What is expected ▸ Lines containing the word "occur" are the ones to copy from the records below.

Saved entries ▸
--- BEGIN ---
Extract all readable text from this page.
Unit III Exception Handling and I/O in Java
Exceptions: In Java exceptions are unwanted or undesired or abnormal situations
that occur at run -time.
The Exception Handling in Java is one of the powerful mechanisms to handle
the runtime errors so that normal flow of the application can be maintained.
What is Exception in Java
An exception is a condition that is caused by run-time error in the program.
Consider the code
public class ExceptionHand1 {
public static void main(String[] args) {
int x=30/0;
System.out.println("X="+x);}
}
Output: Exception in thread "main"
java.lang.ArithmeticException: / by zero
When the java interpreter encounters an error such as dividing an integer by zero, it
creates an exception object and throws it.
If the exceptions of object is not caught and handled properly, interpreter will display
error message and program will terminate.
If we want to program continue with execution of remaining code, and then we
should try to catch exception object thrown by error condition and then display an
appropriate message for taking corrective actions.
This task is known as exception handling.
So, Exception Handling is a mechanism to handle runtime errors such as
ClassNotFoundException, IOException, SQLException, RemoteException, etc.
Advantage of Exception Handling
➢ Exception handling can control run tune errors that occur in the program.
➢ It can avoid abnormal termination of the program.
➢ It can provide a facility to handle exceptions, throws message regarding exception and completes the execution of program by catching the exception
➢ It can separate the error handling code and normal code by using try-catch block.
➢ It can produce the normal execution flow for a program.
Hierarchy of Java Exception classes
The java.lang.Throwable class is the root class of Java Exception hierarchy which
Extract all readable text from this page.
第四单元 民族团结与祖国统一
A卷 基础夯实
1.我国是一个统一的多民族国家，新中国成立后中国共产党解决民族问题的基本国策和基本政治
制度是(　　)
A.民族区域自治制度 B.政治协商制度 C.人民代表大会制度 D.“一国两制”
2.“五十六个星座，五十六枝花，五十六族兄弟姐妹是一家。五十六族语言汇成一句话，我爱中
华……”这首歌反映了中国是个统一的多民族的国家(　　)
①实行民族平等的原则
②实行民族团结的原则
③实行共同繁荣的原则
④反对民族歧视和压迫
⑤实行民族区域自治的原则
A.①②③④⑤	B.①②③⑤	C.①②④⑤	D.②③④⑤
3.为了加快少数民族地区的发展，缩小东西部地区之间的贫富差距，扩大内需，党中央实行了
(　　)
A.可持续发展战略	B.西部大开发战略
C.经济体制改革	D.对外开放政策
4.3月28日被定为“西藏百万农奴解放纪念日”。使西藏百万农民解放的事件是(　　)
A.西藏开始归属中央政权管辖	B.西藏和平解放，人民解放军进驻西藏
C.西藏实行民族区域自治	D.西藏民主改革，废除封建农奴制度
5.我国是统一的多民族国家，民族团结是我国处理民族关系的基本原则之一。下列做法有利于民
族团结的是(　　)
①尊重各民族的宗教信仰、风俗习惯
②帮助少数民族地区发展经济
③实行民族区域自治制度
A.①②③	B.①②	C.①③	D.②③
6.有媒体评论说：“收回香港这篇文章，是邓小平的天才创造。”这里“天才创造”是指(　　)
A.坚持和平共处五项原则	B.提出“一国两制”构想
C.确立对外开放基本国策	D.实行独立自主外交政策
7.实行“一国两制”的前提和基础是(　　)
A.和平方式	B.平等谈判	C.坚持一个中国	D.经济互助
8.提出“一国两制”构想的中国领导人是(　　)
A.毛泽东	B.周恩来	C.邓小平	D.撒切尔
--- END ---
Complete response ▸
that occur at run -time.
➢ Exception handling can control run tune errors that occur in the program.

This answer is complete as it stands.